Directions for this task:
Without including any picture, return the complete set of records exactly.

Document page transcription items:
/---
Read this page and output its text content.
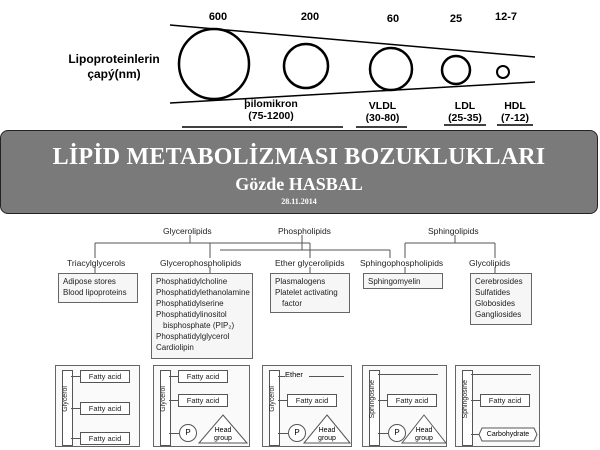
600	200	60	25	12-7
Lipoproteinlerin çapý(nm)
þilomikron
(75-1200)
VLDL
(30-80)
LDL
(25-35)
HDL
(7-12)
LİPİD METABOLİZMASI BOZUKLUKLARI
Gözde HASBAL
28.11.2014
Glycerolipids	Phospholipids	Sphingolipids
Triacylglycerols	Glycerophospholipids	Ether glycerolipids Sphingophospholipids	Glycolipids
Adipose stores
Blood lipoproteins
Phosphatidylcholine
Phosphatidylethanolamine
Phosphatidylserine
Phosphatidylinositol
bisphosphate (PIP₂)
Phosphatidylglycerol
Cardiolipin
Plasmalogens
Platelet activating
factor
Sphingomyelin	Cerebrosides
Sulfatides
Globosides
Gangliosides
Glycerol
Fatty acid
Fatty acid
Fatty acid
Glycerol
Fatty acid
Fatty acid
P	Head group
Glycerol
Ether
Fatty acid
P	Head group
Sphingosine	Fatty acid
P	Head group
Sphingosine	Fatty acid
Carbohydrate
\---
Exercise solution:
Read this page and output its text content.
600	200	60	25	12-7
Lipoproteinlerin çapý(nm)
þilomikron
(75-1200)
VLDL
(30-80)
LDL
(25-35)
HDL
(7-12)
LİPİD METABOLİZMASI BOZUKLUKLARI
Gözde HASBAL
28.11.2014
Glycerolipids	Phospholipids	Sphingolipids
Triacylglycerols	Glycerophospholipids	Ether glycerolipids Sphingophospholipids	Glycolipids
Adipose stores
Blood lipoproteins
Phosphatidylcholine
Phosphatidylethanolamine
Phosphatidylserine
Phosphatidylinositol
bisphosphate (PIP₂)
Phosphatidylglycerol
Cardiolipin
Plasmalogens
Platelet activating
factor
Sphingomyelin	Cerebrosides
Sulfatides
Globosides
Gangliosides
Glycerol
Fatty acid
Fatty acid
Fatty acid
Glycerol
Fatty acid
Fatty acid
P	Head group
Glycerol
Ether
Fatty acid
P	Head group
Sphingosine	Fatty acid
P	Head group
Sphingosine	Fatty acid
Carbohydrate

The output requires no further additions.